---- PROVIDED DATA
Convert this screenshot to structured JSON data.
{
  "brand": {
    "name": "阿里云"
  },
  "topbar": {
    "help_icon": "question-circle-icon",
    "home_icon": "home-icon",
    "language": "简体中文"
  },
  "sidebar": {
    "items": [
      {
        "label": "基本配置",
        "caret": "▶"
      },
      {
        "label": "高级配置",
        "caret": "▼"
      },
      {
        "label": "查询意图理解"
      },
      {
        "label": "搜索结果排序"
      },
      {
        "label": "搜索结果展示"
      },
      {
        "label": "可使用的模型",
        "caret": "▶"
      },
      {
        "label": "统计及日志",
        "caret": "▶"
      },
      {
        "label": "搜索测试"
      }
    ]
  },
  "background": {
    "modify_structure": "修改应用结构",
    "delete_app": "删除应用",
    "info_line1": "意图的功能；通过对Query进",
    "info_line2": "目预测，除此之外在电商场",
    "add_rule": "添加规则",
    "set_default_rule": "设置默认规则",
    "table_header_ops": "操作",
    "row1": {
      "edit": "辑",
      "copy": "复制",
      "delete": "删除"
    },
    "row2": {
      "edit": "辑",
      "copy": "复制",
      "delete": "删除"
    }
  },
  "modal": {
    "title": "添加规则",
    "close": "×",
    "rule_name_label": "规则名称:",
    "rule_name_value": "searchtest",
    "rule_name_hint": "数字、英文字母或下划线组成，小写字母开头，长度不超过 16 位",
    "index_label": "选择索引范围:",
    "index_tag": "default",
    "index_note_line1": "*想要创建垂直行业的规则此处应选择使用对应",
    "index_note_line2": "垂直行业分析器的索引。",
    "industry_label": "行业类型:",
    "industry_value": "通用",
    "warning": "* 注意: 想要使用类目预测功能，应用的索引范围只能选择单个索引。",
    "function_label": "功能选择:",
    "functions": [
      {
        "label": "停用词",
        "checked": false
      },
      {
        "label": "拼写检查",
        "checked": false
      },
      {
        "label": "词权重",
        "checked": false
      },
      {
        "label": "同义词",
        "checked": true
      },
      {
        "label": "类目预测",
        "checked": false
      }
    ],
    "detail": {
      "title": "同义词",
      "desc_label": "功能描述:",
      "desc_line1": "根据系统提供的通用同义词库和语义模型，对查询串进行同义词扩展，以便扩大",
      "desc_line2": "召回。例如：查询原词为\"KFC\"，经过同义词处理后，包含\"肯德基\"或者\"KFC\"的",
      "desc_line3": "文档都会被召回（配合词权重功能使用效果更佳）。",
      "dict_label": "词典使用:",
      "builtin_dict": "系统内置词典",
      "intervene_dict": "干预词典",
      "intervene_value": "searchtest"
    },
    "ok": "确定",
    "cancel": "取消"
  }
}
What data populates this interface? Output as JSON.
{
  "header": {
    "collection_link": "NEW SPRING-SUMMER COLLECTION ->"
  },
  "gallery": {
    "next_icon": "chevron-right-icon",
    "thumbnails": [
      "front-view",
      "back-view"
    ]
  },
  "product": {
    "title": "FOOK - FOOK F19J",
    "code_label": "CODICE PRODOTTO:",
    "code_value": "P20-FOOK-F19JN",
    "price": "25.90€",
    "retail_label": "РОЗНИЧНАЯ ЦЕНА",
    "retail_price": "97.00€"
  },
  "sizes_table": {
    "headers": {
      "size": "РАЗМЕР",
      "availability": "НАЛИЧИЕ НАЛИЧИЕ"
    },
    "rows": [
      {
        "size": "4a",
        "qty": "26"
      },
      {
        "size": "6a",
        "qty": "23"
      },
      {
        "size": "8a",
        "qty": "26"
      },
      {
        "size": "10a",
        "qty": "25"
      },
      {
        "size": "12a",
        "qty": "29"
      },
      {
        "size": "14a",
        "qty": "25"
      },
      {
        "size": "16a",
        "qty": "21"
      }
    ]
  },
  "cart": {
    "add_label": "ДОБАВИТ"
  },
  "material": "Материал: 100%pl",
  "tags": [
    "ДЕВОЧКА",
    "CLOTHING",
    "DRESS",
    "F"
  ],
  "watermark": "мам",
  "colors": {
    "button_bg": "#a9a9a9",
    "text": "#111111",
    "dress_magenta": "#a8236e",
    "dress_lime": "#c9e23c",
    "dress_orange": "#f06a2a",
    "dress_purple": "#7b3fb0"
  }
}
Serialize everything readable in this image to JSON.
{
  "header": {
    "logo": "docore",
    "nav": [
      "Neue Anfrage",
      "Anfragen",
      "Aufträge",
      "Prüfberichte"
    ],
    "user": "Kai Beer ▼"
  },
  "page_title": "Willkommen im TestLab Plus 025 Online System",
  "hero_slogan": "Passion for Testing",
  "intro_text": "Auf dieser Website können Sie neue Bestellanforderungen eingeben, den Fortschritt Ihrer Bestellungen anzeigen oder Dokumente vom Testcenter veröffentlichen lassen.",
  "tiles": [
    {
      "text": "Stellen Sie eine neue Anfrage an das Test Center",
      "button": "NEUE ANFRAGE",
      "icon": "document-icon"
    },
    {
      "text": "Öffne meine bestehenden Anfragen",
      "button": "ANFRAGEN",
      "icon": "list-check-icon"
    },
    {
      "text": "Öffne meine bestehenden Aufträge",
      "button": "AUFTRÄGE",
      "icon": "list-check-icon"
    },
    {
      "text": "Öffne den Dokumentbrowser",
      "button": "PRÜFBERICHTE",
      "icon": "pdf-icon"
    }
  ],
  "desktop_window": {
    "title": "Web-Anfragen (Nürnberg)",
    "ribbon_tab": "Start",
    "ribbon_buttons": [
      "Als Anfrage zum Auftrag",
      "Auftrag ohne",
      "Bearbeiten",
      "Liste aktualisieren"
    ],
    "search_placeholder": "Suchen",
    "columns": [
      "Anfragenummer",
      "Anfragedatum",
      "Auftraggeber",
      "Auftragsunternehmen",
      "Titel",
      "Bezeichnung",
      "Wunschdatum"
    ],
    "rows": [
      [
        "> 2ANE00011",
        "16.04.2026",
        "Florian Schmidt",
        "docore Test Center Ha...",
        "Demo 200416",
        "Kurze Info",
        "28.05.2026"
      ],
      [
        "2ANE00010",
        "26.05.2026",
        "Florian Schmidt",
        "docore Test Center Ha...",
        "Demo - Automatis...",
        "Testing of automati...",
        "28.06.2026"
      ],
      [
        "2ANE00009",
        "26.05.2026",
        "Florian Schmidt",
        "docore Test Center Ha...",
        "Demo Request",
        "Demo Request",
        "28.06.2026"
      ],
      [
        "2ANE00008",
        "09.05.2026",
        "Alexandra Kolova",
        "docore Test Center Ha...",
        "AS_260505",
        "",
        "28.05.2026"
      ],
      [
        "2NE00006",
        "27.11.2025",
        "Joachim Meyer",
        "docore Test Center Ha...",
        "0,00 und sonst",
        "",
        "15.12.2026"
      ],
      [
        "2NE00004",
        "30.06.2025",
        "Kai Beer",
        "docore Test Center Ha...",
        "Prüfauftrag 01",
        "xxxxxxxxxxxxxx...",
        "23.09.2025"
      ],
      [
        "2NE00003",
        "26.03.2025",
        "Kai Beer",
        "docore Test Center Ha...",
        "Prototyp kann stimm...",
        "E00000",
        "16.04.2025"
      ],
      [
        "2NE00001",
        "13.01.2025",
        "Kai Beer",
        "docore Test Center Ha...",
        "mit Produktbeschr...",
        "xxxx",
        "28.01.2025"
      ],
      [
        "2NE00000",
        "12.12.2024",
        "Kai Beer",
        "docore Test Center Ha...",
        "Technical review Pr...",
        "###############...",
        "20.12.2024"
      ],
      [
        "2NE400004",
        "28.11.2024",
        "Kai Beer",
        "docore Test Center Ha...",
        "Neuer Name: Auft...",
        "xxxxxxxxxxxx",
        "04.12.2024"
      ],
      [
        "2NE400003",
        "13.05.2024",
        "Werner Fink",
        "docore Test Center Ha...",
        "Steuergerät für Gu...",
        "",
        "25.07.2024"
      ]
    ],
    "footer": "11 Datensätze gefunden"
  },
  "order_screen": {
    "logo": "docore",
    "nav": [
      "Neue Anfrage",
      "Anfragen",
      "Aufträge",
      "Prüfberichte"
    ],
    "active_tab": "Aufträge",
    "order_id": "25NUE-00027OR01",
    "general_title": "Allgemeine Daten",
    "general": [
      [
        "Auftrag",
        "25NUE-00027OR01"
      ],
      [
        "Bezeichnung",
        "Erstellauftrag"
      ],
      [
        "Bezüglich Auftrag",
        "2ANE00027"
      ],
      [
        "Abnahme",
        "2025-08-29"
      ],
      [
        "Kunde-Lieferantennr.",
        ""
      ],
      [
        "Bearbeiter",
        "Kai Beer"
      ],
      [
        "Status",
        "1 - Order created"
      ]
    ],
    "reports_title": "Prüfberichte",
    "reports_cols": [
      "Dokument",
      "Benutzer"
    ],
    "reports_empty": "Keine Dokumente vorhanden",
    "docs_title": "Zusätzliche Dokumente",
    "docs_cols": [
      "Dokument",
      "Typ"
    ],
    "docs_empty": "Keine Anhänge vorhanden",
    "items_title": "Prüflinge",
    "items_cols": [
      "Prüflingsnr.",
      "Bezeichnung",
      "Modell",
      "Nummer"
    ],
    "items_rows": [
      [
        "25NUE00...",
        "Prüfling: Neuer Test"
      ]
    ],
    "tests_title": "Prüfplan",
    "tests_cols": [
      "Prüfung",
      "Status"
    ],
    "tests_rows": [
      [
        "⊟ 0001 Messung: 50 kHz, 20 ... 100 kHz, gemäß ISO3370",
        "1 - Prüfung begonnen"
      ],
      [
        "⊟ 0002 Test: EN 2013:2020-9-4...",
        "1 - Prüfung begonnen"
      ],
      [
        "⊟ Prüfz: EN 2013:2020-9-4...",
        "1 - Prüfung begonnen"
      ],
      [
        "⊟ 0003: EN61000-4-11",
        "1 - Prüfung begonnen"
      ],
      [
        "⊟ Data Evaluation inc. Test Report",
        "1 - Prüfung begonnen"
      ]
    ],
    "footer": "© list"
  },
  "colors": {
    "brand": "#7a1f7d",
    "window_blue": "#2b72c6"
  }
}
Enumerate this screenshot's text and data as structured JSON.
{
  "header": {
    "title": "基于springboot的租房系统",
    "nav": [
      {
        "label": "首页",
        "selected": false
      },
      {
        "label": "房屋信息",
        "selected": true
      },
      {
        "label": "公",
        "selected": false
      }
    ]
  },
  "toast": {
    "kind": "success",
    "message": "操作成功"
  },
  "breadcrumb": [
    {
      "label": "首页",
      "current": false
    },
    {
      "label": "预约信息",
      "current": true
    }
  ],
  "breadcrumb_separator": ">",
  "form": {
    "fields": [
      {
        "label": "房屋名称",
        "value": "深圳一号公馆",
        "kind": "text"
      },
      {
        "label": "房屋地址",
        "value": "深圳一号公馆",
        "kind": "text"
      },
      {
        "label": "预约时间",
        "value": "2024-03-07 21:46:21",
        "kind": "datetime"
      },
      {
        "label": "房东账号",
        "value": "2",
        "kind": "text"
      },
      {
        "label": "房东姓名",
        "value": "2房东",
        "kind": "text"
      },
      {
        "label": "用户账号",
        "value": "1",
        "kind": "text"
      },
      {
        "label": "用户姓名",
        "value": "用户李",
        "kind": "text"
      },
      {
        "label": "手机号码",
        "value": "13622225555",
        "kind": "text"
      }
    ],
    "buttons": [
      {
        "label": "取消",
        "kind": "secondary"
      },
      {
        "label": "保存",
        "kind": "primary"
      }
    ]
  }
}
--------
EXERCISE: Copy every line in the listing above where the string "screenshot" turns up.

SOLUTION TO THE PROBLEM:
Convert this screenshot to structured JSON data.
Enumerate this screenshot's text and data as structured JSON.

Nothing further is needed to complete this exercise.